Личным мужеством отличался и сам Гвидо де Джорджио. Буквально через пару дней после окончания Второй мировой войны он не только имел мужество написать ехидный памфлет, направленный против нового режима, установившегося после "освобождения" Италии под названием "Республика негодяев", но и попытался опубликовать его. Редчайший случай для человека, крайне равнодушно относившегося к судьбе своих произведений. Он даже лично обошел несколько издательств, но, естественно, в отличие от него, редакторы струсили и работа не была опубликована.

Под конец своей жизни Гвидо де Джорджио поселился в заброшенном доме священника в Девилья Монтальдо, тихом горном местечке недалеко от Пьемонта, где и прожил до самой своей кончины (27 декабря 1957 г.) в полном уединении. "Всем своим сердцем, на протяжение всей жизни он искал бескрайние горизонты. Он вверил горам свою жажду величия и мученичества. Он встретил Бога, овеянный могучим дыханием христианской молитвы" - так помянула его Церковь.

Скажем несколько слов о его книге "Римская Традиция". В отличие от того же Генона и Эволы, де Джорджио до конца своей жизни сохранил верность католичеству. Признавая превосходство единой Исконной Традиции над временными ее воплощениями, он искал ее живой дух не в экзотических странах и культах, но в своей родной, римской традиции. По его мнению, именно этот дух позволил Риму стать сначала центром языческого поклонения древним богам, прежде всего, специфически римскому богу, Януса, а затем воспринять Христа, став провозвестником обновления мира под знаком "новой" религии. Эвола воспринял это как некое "ведантизированное христианство", с чем, видимо, и связана его причудливая оценка де Джорджио.

Книга разбита на четыре части: первая называется "Божественный цикл" (включающая главы: "Безмолвие", "Ритмы", "Формы", "Исконная Традиция") и на мой взгляд (как человека лишенного всякой поэтической жилки) просто не переводима. Это не столько текст, доступный некоему осмыслению, сколько молитва, мантра, в том смысле, что значение имеет не только и не столько содержание, сколько звучание произносимого текста. В этой части де Джорджио пытается сделать невозможное, "выразить невыразимое", как единодушно оценивают это все пишущие о нем авторы.

Вторая часть "Устройство традиционного общества" (главы: "Жрецы", "Воины, "Рабочие", "Вождь") достаточно привычно излагает уже знакомые по книгам Генона (например, "Царство количества и знамения времени" и Эволы ("Восстание против современного мира") принципы построения традиционного мира.

Третья часть "Священный дух римского мира", как следует из самого названия посвящена непосредственно римской традиции (главы: "Римская Традиция", "Двуликий символ Януса и тайное имя Рима", "Сиятельная эмблема могущества: Ликторская Фасция", "Деятельное восполнение божественной полноты: Крест", "Огонь Весты и таинство вечного преображения").

* [ИСХОДНЫЕ ДАННЫЕ]

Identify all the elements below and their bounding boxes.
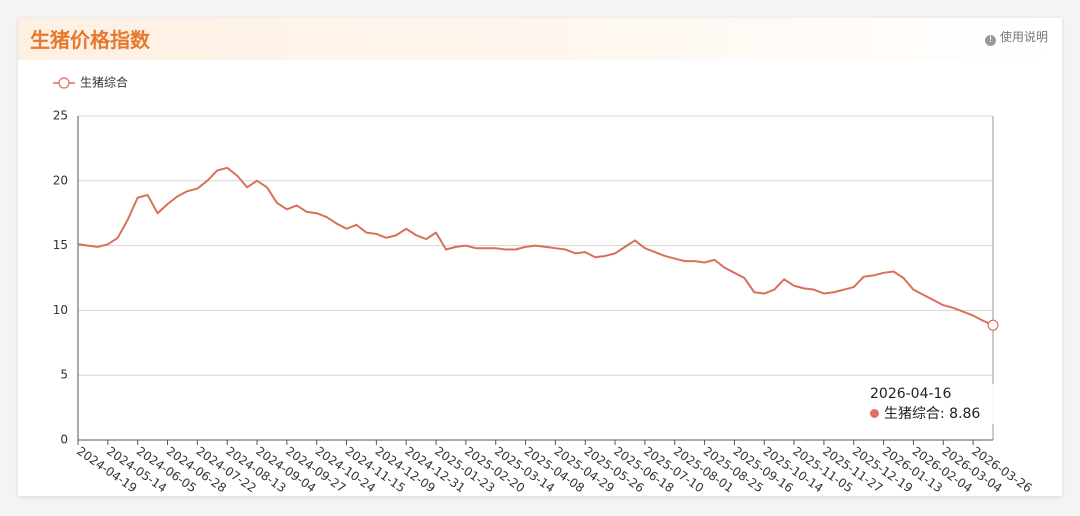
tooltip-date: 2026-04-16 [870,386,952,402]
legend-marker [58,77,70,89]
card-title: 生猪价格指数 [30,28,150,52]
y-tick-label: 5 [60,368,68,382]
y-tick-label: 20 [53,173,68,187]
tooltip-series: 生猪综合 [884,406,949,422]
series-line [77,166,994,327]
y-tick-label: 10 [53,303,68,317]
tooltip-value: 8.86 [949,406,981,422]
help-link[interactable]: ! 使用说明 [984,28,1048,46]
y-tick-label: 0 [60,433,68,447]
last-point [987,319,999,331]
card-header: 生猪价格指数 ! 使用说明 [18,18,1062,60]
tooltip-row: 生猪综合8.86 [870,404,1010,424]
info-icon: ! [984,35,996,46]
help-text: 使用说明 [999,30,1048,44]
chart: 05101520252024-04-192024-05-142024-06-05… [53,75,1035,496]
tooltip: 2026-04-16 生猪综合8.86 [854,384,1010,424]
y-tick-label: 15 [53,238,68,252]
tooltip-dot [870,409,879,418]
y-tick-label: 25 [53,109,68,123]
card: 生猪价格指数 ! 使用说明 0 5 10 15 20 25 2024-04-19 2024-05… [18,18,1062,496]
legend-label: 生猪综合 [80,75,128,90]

* * *

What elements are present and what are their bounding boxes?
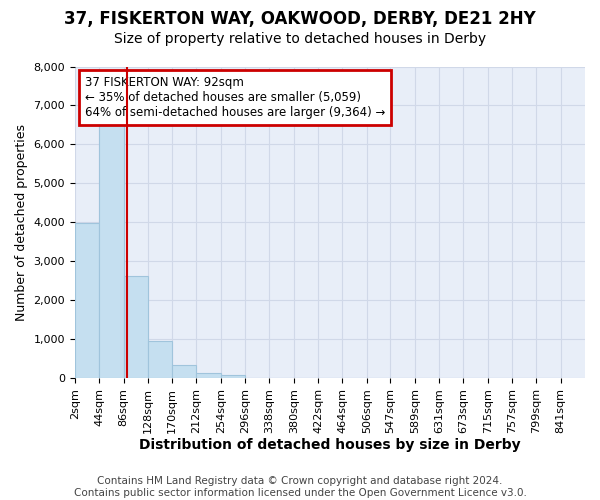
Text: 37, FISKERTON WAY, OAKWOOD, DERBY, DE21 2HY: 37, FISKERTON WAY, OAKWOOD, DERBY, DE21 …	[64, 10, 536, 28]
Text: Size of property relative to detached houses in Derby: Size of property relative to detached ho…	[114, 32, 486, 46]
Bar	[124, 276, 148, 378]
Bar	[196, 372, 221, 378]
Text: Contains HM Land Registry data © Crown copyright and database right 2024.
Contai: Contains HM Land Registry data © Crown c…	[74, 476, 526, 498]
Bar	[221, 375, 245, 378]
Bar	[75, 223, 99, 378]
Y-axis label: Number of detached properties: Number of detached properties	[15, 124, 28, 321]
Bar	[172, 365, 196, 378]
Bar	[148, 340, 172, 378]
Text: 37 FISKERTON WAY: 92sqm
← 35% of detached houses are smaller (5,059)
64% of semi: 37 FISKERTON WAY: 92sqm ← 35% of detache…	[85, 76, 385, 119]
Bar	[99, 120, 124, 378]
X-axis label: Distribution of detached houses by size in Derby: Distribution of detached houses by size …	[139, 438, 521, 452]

* [УСЛОВИЕ ЗАДАЧИ] На сколько частей разбита книга «Римская Традиция», согласно фрагменту о Гвидо де Джорджио?

* [РЕЗУЛЬТАТ ВЫПОЛНЕНИЯ] На четыре части.